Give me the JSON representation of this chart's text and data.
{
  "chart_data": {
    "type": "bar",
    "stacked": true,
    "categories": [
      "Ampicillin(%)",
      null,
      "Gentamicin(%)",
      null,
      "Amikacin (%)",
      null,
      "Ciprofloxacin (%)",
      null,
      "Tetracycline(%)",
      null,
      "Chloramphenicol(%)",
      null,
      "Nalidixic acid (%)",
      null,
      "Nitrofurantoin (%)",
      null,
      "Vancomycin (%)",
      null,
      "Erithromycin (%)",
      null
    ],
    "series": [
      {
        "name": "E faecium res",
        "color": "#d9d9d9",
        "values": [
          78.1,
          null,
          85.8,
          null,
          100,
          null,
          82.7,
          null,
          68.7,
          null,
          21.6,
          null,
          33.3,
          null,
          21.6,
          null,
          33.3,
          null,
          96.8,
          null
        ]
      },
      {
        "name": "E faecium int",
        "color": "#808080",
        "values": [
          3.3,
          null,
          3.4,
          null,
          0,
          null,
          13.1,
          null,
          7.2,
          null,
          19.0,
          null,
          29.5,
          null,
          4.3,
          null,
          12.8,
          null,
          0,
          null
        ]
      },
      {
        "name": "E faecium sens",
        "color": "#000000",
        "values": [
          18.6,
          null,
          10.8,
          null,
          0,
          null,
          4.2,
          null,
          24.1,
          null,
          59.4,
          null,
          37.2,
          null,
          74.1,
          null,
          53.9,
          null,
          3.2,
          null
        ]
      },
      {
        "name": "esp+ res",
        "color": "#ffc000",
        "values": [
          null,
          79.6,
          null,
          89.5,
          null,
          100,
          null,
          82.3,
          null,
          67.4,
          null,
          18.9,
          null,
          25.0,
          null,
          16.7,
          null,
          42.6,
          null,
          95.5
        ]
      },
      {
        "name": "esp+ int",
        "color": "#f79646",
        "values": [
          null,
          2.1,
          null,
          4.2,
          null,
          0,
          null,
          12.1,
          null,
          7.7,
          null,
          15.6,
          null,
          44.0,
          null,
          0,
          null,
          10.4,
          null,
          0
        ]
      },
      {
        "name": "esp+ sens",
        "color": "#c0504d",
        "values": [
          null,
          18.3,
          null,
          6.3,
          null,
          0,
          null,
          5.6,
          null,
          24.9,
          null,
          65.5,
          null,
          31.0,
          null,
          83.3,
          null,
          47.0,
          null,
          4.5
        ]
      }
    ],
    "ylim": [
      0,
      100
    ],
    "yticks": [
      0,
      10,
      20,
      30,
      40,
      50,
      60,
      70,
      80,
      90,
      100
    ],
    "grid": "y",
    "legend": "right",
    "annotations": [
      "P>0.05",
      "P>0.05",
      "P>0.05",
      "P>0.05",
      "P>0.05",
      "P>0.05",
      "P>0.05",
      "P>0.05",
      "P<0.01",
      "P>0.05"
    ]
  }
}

::::

> **PROBLEM**: Write the whole listing out again. Keep every line exactly as it is.

> **FULL OUTPUT**:
Give me the JSON representation of this chart's text and data.
{
  "chart_data": {
    "type": "bar",
    "stacked": true,
    "categories": [
      "Ampicillin(%)",
      null,
      "Gentamicin(%)",
      null,
      "Amikacin (%)",
      null,
      "Ciprofloxacin (%)",
      null,
      "Tetracycline(%)",
      null,
      "Chloramphenicol(%)",
      null,
      "Nalidixic acid (%)",
      null,
      "Nitrofurantoin (%)",
      null,
      "Vancomycin (%)",
      null,
      "Erithromycin (%)",
      null
    ],
    "series": [
      {
        "name": "E faecium res",
        "color": "#d9d9d9",
        "values": [
          78.1,
          null,
          85.8,
          null,
          100,
          null,
          82.7,
          null,
          68.7,
          null,
          21.6,
          null,
          33.3,
          null,
          21.6,
          null,
          33.3,
          null,
          96.8,
          null
        ]
      },
      {
        "name": "E faecium int",
        "color": "#808080",
        "values": [
          3.3,
          null,
          3.4,
          null,
          0,
          null,
          13.1,
          null,
          7.2,
          null,
          19.0,
          null,
          29.5,
          null,
          4.3,
          null,
          12.8,
          null,
          0,
          null
        ]
      },
      {
        "name": "E faecium sens",
        "color": "#000000",
        "values": [
          18.6,
          null,
          10.8,
          null,
          0,
          null,
          4.2,
          null,
          24.1,
          null,
          59.4,
          null,
          37.2,
          null,
          74.1,
          null,
          53.9,
          null,
          3.2,
          null
        ]
      },
      {
        "name": "esp+ res",
        "color": "#ffc000",
        "values": [
          null,
          79.6,
          null,
          89.5,
          null,
          100,
          null,
          82.3,
          null,
          67.4,
          null,
          18.9,
          null,
          25.0,
          null,
          16.7,
          null,
          42.6,
          null,
          95.5
        ]
      },
      {
        "name": "esp+ int",
        "color": "#f79646",
        "values": [
          null,
          2.1,
          null,
          4.2,
          null,
          0,
          null,
          12.1,
          null,
          7.7,
          null,
          15.6,
          null,
          44.0,
          null,
          0,
          null,
          10.4,
          null,
          0
        ]
      },
      {
        "name": "esp+ sens",
        "color": "#c0504d",
        "values": [
          null,
          18.3,
          null,
          6.3,
          null,
          0,
          null,
          5.6,
          null,
          24.9,
          null,
          65.5,
          null,
          31.0,
          null,
          83.3,
          null,
          47.0,
          null,
          4.5
        ]
      }
    ],
    "ylim": [
      0,
      100
    ],
    "yticks": [
      0,
      10,
      20,
      30,
      40,
      50,
      60,
      70,
      80,
      90,
      100
    ],
    "grid": "y",
    "legend": "right",
    "annotations": [
      "P>0.05",
      "P>0.05",
      "P>0.05",
      "P>0.05",
      "P>0.05",
      "P>0.05",
      "P>0.05",
      "P>0.05",
      "P<0.01",
      "P>0.05"
    ]
  }
}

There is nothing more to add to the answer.